Data records
* * *
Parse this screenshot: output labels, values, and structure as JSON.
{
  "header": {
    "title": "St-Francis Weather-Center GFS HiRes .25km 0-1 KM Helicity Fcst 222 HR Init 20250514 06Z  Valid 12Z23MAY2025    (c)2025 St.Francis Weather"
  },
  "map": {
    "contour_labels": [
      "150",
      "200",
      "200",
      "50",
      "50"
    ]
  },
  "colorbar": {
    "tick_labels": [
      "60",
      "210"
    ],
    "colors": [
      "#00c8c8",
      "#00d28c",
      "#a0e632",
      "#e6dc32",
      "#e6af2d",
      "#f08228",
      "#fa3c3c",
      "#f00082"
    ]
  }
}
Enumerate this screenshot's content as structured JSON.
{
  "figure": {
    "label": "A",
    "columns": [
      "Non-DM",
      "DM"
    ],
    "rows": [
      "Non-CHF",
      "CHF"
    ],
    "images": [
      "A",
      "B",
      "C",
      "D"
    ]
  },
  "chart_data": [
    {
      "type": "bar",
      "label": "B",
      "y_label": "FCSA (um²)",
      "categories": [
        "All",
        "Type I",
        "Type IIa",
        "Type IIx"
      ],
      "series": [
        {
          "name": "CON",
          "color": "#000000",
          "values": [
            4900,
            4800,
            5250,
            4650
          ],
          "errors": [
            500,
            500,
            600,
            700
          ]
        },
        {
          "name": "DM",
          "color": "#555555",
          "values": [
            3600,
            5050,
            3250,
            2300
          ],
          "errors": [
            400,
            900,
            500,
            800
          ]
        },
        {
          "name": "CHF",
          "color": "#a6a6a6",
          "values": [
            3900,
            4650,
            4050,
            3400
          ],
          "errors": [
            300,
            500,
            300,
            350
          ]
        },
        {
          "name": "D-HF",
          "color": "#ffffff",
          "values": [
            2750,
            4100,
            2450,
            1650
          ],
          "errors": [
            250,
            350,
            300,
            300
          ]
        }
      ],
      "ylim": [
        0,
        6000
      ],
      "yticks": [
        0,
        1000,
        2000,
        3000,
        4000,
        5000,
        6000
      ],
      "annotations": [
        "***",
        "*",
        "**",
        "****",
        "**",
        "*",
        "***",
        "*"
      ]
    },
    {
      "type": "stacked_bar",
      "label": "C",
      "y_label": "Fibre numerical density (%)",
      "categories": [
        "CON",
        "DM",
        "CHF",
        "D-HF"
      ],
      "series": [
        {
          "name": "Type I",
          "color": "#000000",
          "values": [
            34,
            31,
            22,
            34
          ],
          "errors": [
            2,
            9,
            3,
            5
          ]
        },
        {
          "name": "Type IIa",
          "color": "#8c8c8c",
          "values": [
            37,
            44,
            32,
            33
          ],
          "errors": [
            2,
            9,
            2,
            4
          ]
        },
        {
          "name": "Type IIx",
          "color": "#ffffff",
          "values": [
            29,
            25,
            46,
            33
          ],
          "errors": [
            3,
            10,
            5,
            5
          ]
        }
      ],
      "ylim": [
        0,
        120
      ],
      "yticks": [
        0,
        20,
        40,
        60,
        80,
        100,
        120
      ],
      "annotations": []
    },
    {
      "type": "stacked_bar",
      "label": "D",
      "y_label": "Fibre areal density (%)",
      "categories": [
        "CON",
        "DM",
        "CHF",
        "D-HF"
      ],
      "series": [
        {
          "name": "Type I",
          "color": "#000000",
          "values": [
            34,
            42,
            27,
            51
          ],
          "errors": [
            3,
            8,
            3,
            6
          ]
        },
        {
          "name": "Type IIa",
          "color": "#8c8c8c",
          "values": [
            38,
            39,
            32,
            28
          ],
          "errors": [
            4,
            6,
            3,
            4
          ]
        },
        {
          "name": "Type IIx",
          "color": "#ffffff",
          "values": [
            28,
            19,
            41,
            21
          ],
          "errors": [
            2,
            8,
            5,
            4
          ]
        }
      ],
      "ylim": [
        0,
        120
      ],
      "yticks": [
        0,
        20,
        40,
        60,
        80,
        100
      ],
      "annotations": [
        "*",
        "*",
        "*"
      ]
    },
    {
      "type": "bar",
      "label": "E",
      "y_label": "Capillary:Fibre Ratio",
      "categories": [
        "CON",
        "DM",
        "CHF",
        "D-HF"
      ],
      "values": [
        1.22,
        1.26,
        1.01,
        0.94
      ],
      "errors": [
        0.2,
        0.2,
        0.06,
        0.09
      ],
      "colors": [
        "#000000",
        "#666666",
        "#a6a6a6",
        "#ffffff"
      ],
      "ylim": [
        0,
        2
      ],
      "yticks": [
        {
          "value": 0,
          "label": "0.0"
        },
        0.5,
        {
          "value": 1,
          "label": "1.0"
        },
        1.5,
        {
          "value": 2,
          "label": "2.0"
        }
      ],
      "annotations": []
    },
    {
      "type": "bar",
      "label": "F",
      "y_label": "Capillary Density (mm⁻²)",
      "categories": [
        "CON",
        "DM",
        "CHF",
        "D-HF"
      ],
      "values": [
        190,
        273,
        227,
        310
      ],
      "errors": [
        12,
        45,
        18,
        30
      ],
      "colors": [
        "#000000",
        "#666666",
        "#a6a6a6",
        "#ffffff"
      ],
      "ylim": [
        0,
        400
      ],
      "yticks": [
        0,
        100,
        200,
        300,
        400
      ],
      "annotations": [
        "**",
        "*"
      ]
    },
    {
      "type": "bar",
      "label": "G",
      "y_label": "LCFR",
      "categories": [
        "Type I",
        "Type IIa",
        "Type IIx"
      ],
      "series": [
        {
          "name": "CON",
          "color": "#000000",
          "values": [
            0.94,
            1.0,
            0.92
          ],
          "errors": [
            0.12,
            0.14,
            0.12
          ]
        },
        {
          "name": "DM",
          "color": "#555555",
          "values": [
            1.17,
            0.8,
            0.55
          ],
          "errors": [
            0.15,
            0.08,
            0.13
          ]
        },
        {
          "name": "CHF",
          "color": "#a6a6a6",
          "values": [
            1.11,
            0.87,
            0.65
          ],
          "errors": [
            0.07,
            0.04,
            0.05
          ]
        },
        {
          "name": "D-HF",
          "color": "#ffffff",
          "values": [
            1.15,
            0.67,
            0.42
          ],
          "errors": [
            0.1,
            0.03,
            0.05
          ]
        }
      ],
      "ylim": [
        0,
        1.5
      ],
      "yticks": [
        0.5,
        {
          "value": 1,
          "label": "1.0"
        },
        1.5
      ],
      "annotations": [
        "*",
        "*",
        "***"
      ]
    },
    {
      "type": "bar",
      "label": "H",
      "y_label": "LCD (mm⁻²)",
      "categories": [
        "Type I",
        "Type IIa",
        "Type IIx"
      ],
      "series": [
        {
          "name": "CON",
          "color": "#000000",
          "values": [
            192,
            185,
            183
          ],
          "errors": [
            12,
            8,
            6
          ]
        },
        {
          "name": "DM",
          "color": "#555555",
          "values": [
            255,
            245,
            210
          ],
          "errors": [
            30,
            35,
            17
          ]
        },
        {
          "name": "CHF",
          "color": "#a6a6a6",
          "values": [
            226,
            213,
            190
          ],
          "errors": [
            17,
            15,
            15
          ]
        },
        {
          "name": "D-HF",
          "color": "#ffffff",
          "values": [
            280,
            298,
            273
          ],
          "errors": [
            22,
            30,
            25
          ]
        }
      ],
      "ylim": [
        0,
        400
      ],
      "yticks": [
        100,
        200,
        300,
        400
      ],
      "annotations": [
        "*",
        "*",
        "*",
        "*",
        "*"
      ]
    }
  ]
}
* * *
**What is expected**: Give all the entries again exactly; leave none out.

**Reply to the exercise**:
Parse this screenshot: output labels, values, and structure as JSON.
{
  "header": {
    "title": "St-Francis Weather-Center GFS HiRes .25km 0-1 KM Helicity Fcst 222 HR Init 20250514 06Z  Valid 12Z23MAY2025    (c)2025 St.Francis Weather"
  },
  "map": {
    "contour_labels": [
      "150",
      "200",
      "200",
      "50",
      "50"
    ]
  },
  "colorbar": {
    "tick_labels": [
      "60",
      "210"
    ],
    "colors": [
      "#00c8c8",
      "#00d28c",
      "#a0e632",
      "#e6dc32",
      "#e6af2d",
      "#f08228",
      "#fa3c3c",
      "#f00082"
    ]
  }
}
Enumerate this screenshot's content as structured JSON.
{
  "figure": {
    "label": "A",
    "columns": [
      "Non-DM",
      "DM"
    ],
    "rows": [
      "Non-CHF",
      "CHF"
    ],
    "images": [
      "A",
      "B",
      "C",
      "D"
    ]
  },
  "chart_data": [
    {
      "type": "bar",
      "label": "B",
      "y_label": "FCSA (um²)",
      "categories": [
        "All",
        "Type I",
        "Type IIa",
        "Type IIx"
      ],
      "series": [
        {
          "name": "CON",
          "color": "#000000",
          "values": [
            4900,
            4800,
            5250,
            4650
          ],
          "errors": [
            500,
            500,
            600,
            700
          ]
        },
        {
          "name": "DM",
          "color": "#555555",
          "values": [
            3600,
            5050,
            3250,
            2300
          ],
          "errors": [
            400,
            900,
            500,
            800
          ]
        },
        {
          "name": "CHF",
          "color": "#a6a6a6",
          "values": [
            3900,
            4650,
            4050,
            3400
          ],
          "errors": [
            300,
            500,
            300,
            350
          ]
        },
        {
          "name": "D-HF",
          "color": "#ffffff",
          "values": [
            2750,
            4100,
            2450,
            1650
          ],
          "errors": [
            250,
            350,
            300,
            300
          ]
        }
      ],
      "ylim": [
        0,
        6000
      ],
      "yticks": [
        0,
        1000,
        2000,
        3000,
        4000,
        5000,
        6000
      ],
      "annotations": [
        "***",
        "*",
        "**",
        "****",
        "**",
        "*",
        "***",
        "*"
      ]
    },
    {
      "type": "stacked_bar",
      "label": "C",
      "y_label": "Fibre numerical density (%)",
      "categories": [
        "CON",
        "DM",
        "CHF",
        "D-HF"
      ],
      "series": [
        {
          "name": "Type I",
          "color": "#000000",
          "values": [
            34,
            31,
            22,
            34
          ],
          "errors": [
            2,
            9,
            3,
            5
          ]
        },
        {
          "name": "Type IIa",
          "color": "#8c8c8c",
          "values": [
            37,
            44,
            32,
            33
          ],
          "errors": [
            2,
            9,
            2,
            4
          ]
        },
        {
          "name": "Type IIx",
          "color": "#ffffff",
          "values": [
            29,
            25,
            46,
            33
          ],
          "errors": [
            3,
            10,
            5,
            5
          ]
        }
      ],
      "ylim": [
        0,
        120
      ],
      "yticks": [
        0,
        20,
        40,
        60,
        80,
        100,
        120
      ],
      "annotations": []
    },
    {
      "type": "stacked_bar",
      "label": "D",
      "y_label": "Fibre areal density (%)",
      "categories": [
        "CON",
        "DM",
        "CHF",
        "D-HF"
      ],
      "series": [
        {
          "name": "Type I",
          "color": "#000000",
          "values": [
            34,
            42,
            27,
            51
          ],
          "errors": [
            3,
            8,
            3,
            6
          ]
        },
        {
          "name": "Type IIa",
          "color": "#8c8c8c",
          "values": [
            38,
            39,
            32,
            28
          ],
          "errors": [
            4,
            6,
            3,
            4
          ]
        },
        {
          "name": "Type IIx",
          "color": "#ffffff",
          "values": [
            28,
            19,
            41,
            21
          ],
          "errors": [
            2,
            8,
            5,
            4
          ]
        }
      ],
      "ylim": [
        0,
        120
      ],
      "yticks": [
        0,
        20,
        40,
        60,
        80,
        100
      ],
      "annotations": [
        "*",
        "*",
        "*"
      ]
    },
    {
      "type": "bar",
      "label": "E",
      "y_label": "Capillary:Fibre Ratio",
      "categories": [
        "CON",
        "DM",
        "CHF",
        "D-HF"
      ],
      "values": [
        1.22,
        1.26,
        1.01,
        0.94
      ],
      "errors": [
        0.2,
        0.2,
        0.06,
        0.09
      ],
      "colors": [
        "#000000",
        "#666666",
        "#a6a6a6",
        "#ffffff"
      ],
      "ylim": [
        0,
        2
      ],
      "yticks": [
        {
          "value": 0,
          "label": "0.0"
        },
        0.5,
        {
          "value": 1,
          "label": "1.0"
        },
        1.5,
        {
          "value": 2,
          "label": "2.0"
        }
      ],
      "annotations": []
    },
    {
      "type": "bar",
      "label": "F",
      "y_label": "Capillary Density (mm⁻²)",
      "categories": [
        "CON",
        "DM",
        "CHF",
        "D-HF"
      ],
      "values": [
        190,
        273,
        227,
        310
      ],
      "errors": [
        12,
        45,
        18,
        30
      ],
      "colors": [
        "#000000",
        "#666666",
        "#a6a6a6",
        "#ffffff"
      ],
      "ylim": [
        0,
        400
      ],
      "yticks": [
        0,
        100,
        200,
        300,
        400
      ],
      "annotations": [
        "**",
        "*"
      ]
    },
    {
      "type": "bar",
      "label": "G",
      "y_label": "LCFR",
      "categories": [
        "Type I",
        "Type IIa",
        "Type IIx"
      ],
      "series": [
        {
          "name": "CON",
          "color": "#000000",
          "values": [
            0.94,
            1.0,
            0.92
          ],
          "errors": [
            0.12,
            0.14,
            0.12
          ]
        },
        {
          "name": "DM",
          "color": "#555555",
          "values": [
            1.17,
            0.8,
            0.55
          ],
          "errors": [
            0.15,
            0.08,
            0.13
          ]
        },
        {
          "name": "CHF",
          "color": "#a6a6a6",
          "values": [
            1.11,
            0.87,
            0.65
          ],
          "errors": [
            0.07,
            0.04,
            0.05
          ]
        },
        {
          "name": "D-HF",
          "color": "#ffffff",
          "values": [
            1.15,
            0.67,
            0.42
          ],
          "errors": [
            0.1,
            0.03,
            0.05
          ]
        }
      ],
      "ylim": [
        0,
        1.5
      ],
      "yticks": [
        0.5,
        {
          "value": 1,
          "label": "1.0"
        },
        1.5
      ],
      "annotations": [
        "*",
        "*",
        "***"
      ]
    },
    {
      "type": "bar",
      "label": "H",
      "y_label": "LCD (mm⁻²)",
      "categories": [
        "Type I",
        "Type IIa",
        "Type IIx"
      ],
      "series": [
        {
          "name": "CON",
          "color": "#000000",
          "values": [
            192,
            185,
            183
          ],
          "errors": [
            12,
            8,
            6
          ]
        },
        {
          "name": "DM",
          "color": "#555555",
          "values": [
            255,
            245,
            210
          ],
          "errors": [
            30,
            35,
            17
          ]
        },
        {
          "name": "CHF",
          "color": "#a6a6a6",
          "values": [
            226,
            213,
            190
          ],
          "errors": [
            17,
            15,
            15
          ]
        },
        {
          "name": "D-HF",
          "color": "#ffffff",
          "values": [
            280,
            298,
            273
          ],
          "errors": [
            22,
            30,
            25
          ]
        }
      ],
      "ylim": [
        0,
        400
      ],
      "yticks": [
        100,
        200,
        300,
        400
      ],
      "annotations": [
        "*",
        "*",
        "*",
        "*",
        "*"
      ]
    }
  ]
}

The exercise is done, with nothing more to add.